_TASK REQUIREMENTS_:
Each entry below is to be printed verbatim.

_DATA ROWS_:
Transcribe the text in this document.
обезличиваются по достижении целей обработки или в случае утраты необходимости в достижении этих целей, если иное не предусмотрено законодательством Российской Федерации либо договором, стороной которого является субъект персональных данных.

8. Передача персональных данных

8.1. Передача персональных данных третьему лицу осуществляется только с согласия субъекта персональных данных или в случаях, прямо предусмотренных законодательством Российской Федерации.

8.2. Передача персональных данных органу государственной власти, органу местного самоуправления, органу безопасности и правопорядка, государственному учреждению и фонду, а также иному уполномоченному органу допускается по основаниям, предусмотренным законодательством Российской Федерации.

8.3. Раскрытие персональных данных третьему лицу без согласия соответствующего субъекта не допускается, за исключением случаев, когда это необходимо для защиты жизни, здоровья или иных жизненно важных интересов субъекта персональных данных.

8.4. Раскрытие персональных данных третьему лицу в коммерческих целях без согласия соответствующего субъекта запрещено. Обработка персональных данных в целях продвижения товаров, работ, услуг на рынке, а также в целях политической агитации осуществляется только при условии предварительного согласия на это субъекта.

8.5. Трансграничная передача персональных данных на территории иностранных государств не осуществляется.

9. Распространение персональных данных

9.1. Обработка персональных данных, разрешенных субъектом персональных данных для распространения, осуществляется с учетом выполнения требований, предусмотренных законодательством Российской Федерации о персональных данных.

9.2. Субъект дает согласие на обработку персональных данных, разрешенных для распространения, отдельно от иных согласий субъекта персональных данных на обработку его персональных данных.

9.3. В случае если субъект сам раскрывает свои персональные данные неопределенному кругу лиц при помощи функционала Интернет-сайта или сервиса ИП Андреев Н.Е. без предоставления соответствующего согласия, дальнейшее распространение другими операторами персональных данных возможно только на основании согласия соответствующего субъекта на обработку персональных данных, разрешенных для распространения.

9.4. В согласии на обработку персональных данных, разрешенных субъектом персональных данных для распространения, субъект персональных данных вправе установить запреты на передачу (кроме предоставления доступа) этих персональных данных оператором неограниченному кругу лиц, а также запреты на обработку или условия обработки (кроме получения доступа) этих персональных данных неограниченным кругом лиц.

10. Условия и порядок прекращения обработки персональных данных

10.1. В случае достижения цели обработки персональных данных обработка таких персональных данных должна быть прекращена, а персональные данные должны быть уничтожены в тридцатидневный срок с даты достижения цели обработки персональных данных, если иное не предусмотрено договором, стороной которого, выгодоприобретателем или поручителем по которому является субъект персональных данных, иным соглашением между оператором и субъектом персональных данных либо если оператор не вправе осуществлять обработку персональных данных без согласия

_REPLY TO THE TASK_:
Transcribe the text in this document.
обезличиваются по достижении целей обработки или в случае утраты необходимости в достижении этих целей, если иное не предусмотрено законодательством Российской Федерации либо договором, стороной которого является субъект персональных данных.

8. Передача персональных данных

8.1. Передача персональных данных третьему лицу осуществляется только с согласия субъекта персональных данных или в случаях, прямо предусмотренных законодательством Российской Федерации.

8.2. Передача персональных данных органу государственной власти, органу местного самоуправления, органу безопасности и правопорядка, государственному учреждению и фонду, а также иному уполномоченному органу допускается по основаниям, предусмотренным законодательством Российской Федерации.

8.3. Раскрытие персональных данных третьему лицу без согласия соответствующего субъекта не допускается, за исключением случаев, когда это необходимо для защиты жизни, здоровья или иных жизненно важных интересов субъекта персональных данных.

8.4. Раскрытие персональных данных третьему лицу в коммерческих целях без согласия соответствующего субъекта запрещено. Обработка персональных данных в целях продвижения товаров, работ, услуг на рынке, а также в целях политической агитации осуществляется только при условии предварительного согласия на это субъекта.

8.5. Трансграничная передача персональных данных на территории иностранных государств не осуществляется.

9. Распространение персональных данных

9.1. Обработка персональных данных, разрешенных субъектом персональных данных для распространения, осуществляется с учетом выполнения требований, предусмотренных законодательством Российской Федерации о персональных данных.

9.2. Субъект дает согласие на обработку персональных данных, разрешенных для распространения, отдельно от иных согласий субъекта персональных данных на обработку его персональных данных.

9.3. В случае если субъект сам раскрывает свои персональные данные неопределенному кругу лиц при помощи функционала Интернет-сайта или сервиса ИП Андреев Н.Е. без предоставления соответствующего согласия, дальнейшее распространение другими операторами персональных данных возможно только на основании согласия соответствующего субъекта на обработку персональных данных, разрешенных для распространения.

9.4. В согласии на обработку персональных данных, разрешенных субъектом персональных данных для распространения, субъект персональных данных вправе установить запреты на передачу (кроме предоставления доступа) этих персональных данных оператором неограниченному кругу лиц, а также запреты на обработку или условия обработки (кроме получения доступа) этих персональных данных неограниченным кругом лиц.

10. Условия и порядок прекращения обработки персональных данных

10.1. В случае достижения цели обработки персональных данных обработка таких персональных данных должна быть прекращена, а персональные данные должны быть уничтожены в тридцатидневный срок с даты достижения цели обработки персональных данных, если иное не предусмотрено договором, стороной которого, выгодоприобретателем или поручителем по которому является субъект персональных данных, иным соглашением между оператором и субъектом персональных данных либо если оператор не вправе осуществлять обработку персональных данных без согласия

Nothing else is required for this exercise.